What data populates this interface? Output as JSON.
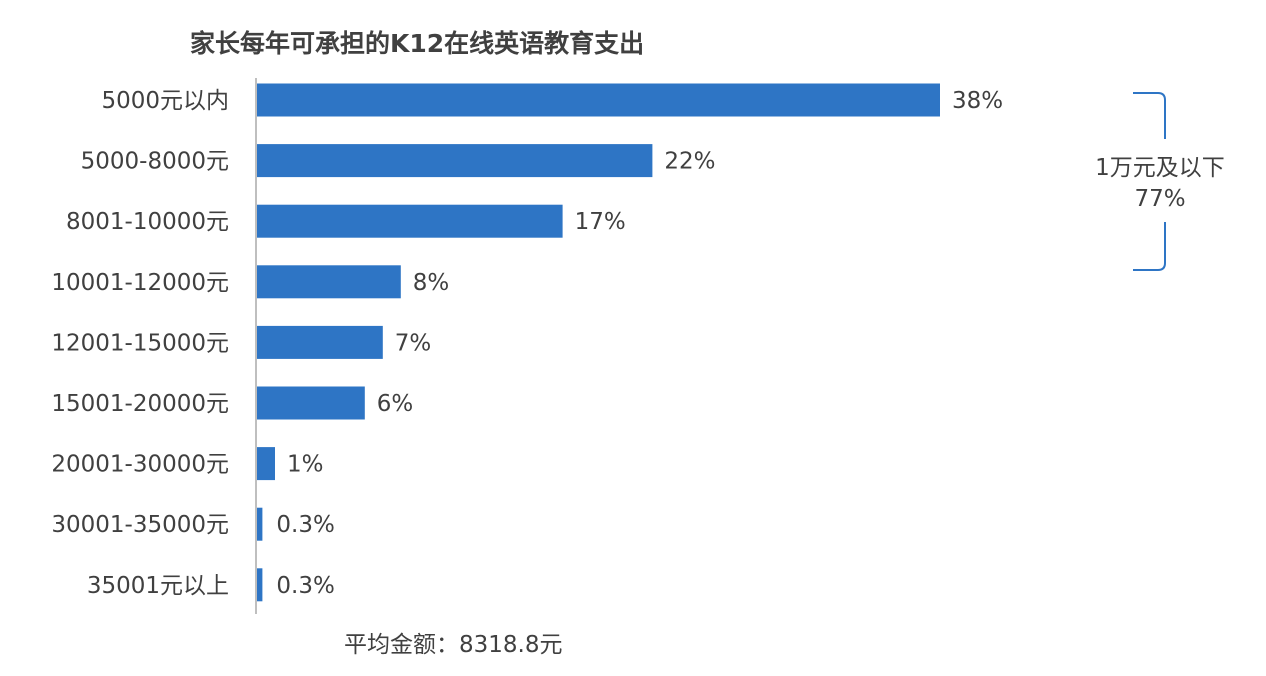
{
  "chart_data": {
    "type": "bar",
    "orientation": "horizontal",
    "title": "家长每年可承担的K12在线英语教育支出",
    "categories": [
      "5000元以内",
      "5000-8000元",
      "8001-10000元",
      "10001-12000元",
      "12001-15000元",
      "15001-20000元",
      "20001-30000元",
      "30001-35000元",
      "35001元以上"
    ],
    "values": [
      38,
      22,
      17,
      8,
      7,
      6,
      1,
      0.3,
      0.3
    ],
    "value_labels": [
      "38%",
      "22%",
      "17%",
      "8%",
      "7%",
      "6%",
      "1%",
      "0.3%",
      "0.3%"
    ],
    "unit": "%",
    "xlim": [
      0,
      40
    ],
    "grid": false,
    "bar_color": "#2E75C5",
    "annotations": {
      "bracket_line1": "1万元及以下",
      "bracket_line2": "77%",
      "bracket_color": "#2E75C5",
      "note": "平均金额：8318.8元"
    }
  }
}
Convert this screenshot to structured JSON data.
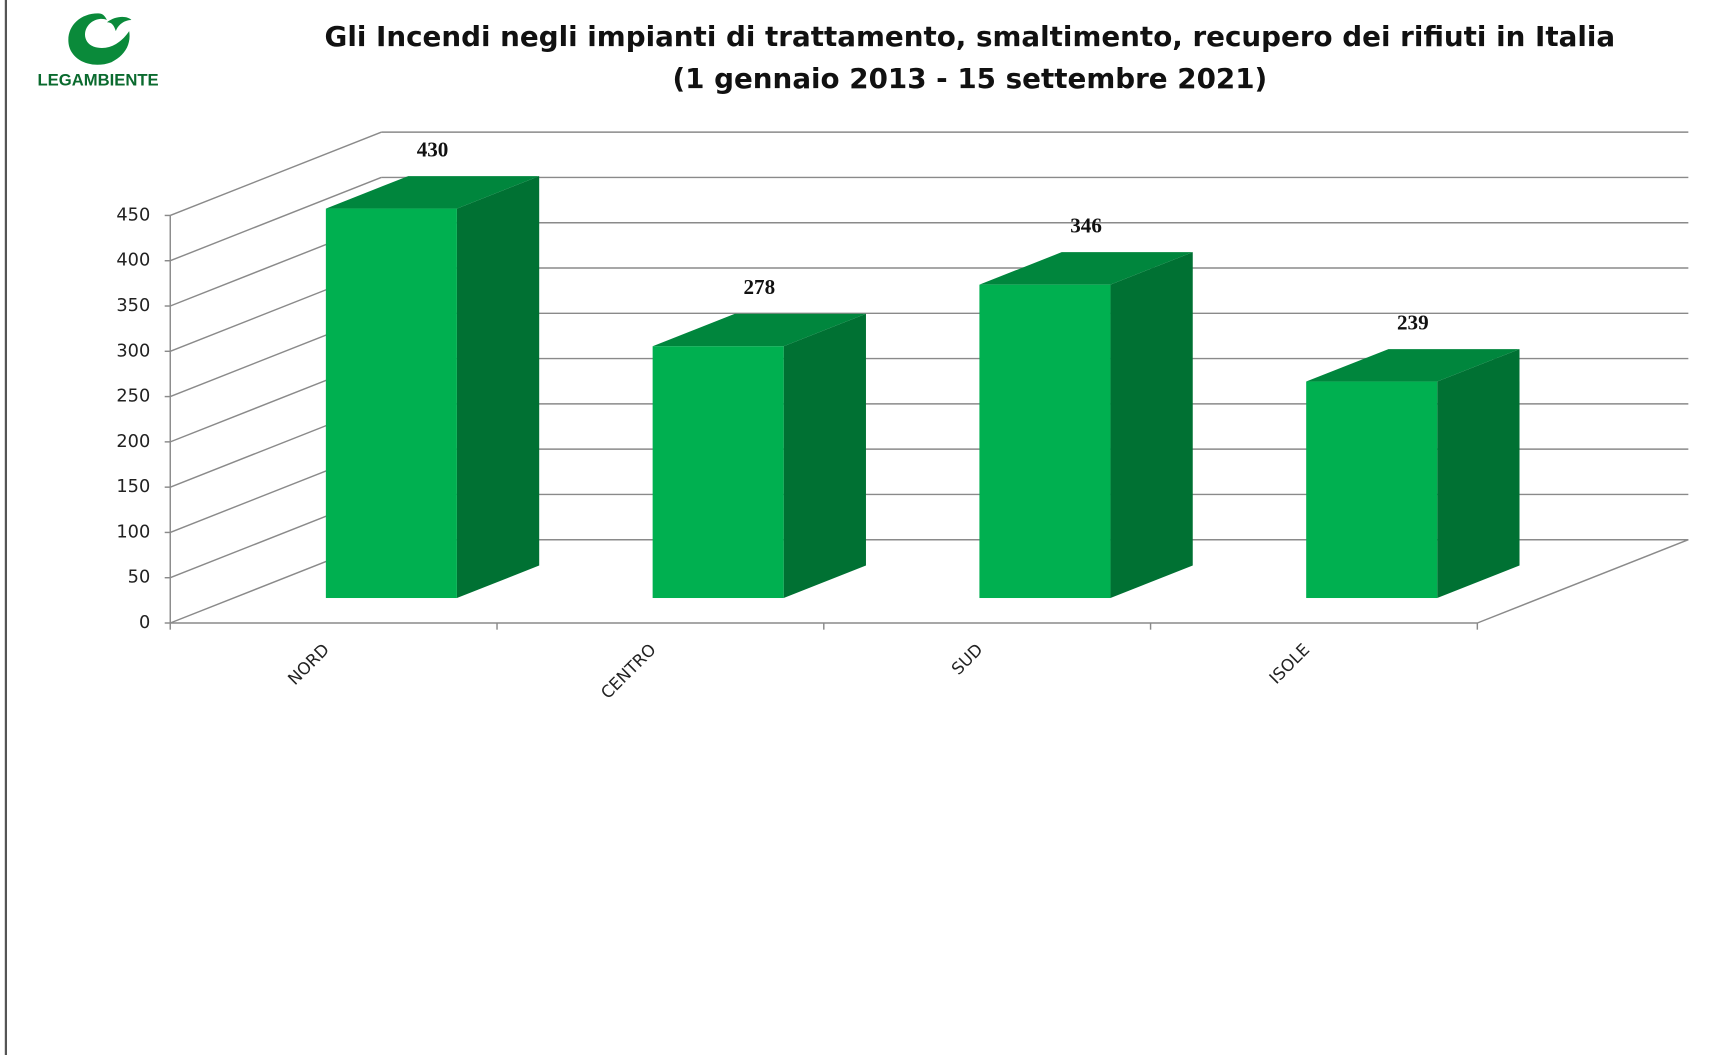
{
  "logo": "LEGAMBIENTE",
  "chart_data": {
    "type": "bar3d",
    "title": "Gli Incendi negli impianti di trattamento, smaltimento, recupero dei rifiuti in Italia",
    "subtitle": "(1 gennaio 2013 - 15 settembre 2021)",
    "categories": [
      "NORD",
      "CENTRO",
      "SUD",
      "ISOLE"
    ],
    "values": [
      430,
      278,
      346,
      239
    ],
    "color": "#00b050",
    "ylim": [
      0,
      450
    ],
    "yticks": [
      0,
      50,
      100,
      150,
      200,
      250,
      300,
      350,
      400,
      450
    ],
    "grid": true
  }
}
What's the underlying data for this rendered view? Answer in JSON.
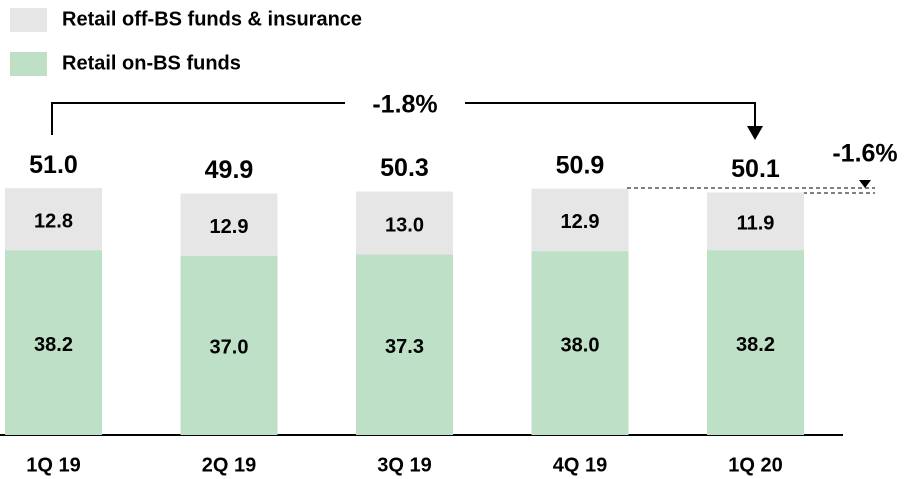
________________________
Print every entry above again without changing a word, and omit the pictures.

What data populates this interface? Output as JSON.
{
  "chart_data": {
    "type": "bar",
    "orientation": "horizontal",
    "title": "家长每年可承担的K12在线英语教育支出",
    "categories": [
      "5000元以内",
      "5000-8000元",
      "8001-10000元",
      "10001-12000元",
      "12001-15000元",
      "15001-20000元",
      "20001-30000元",
      "30001-35000元",
      "35001元以上"
    ],
    "values": [
      38,
      22,
      17,
      8,
      7,
      6,
      1,
      0.3,
      0.3
    ],
    "value_labels": [
      "38%",
      "22%",
      "17%",
      "8%",
      "7%",
      "6%",
      "1%",
      "0.3%",
      "0.3%"
    ],
    "unit": "%",
    "xlim": [
      0,
      40
    ],
    "grid": false,
    "bar_color": "#2E75C5",
    "annotations": {
      "bracket_line1": "1万元及以下",
      "bracket_line2": "77%",
      "bracket_color": "#2E75C5",
      "note": "平均金额：8318.8元"
    }
  }
}
Convert this screenshot to structured JSON data.
{
  "logo": "LEGAMBIENTE",
  "chart_data": {
    "type": "bar3d",
    "title": "Gli Incendi negli impianti di trattamento, smaltimento, recupero dei rifiuti in Italia",
    "subtitle": "(1 gennaio 2013 - 15 settembre 2021)",
    "categories": [
      "NORD",
      "CENTRO",
      "SUD",
      "ISOLE"
    ],
    "values": [
      430,
      278,
      346,
      239
    ],
    "color": "#00b050",
    "ylim": [
      0,
      450
    ],
    "yticks": [
      0,
      50,
      100,
      150,
      200,
      250,
      300,
      350,
      400,
      450
    ],
    "grid": true
  }
}
What's the underlying data for this rendered view? Answer in JSON.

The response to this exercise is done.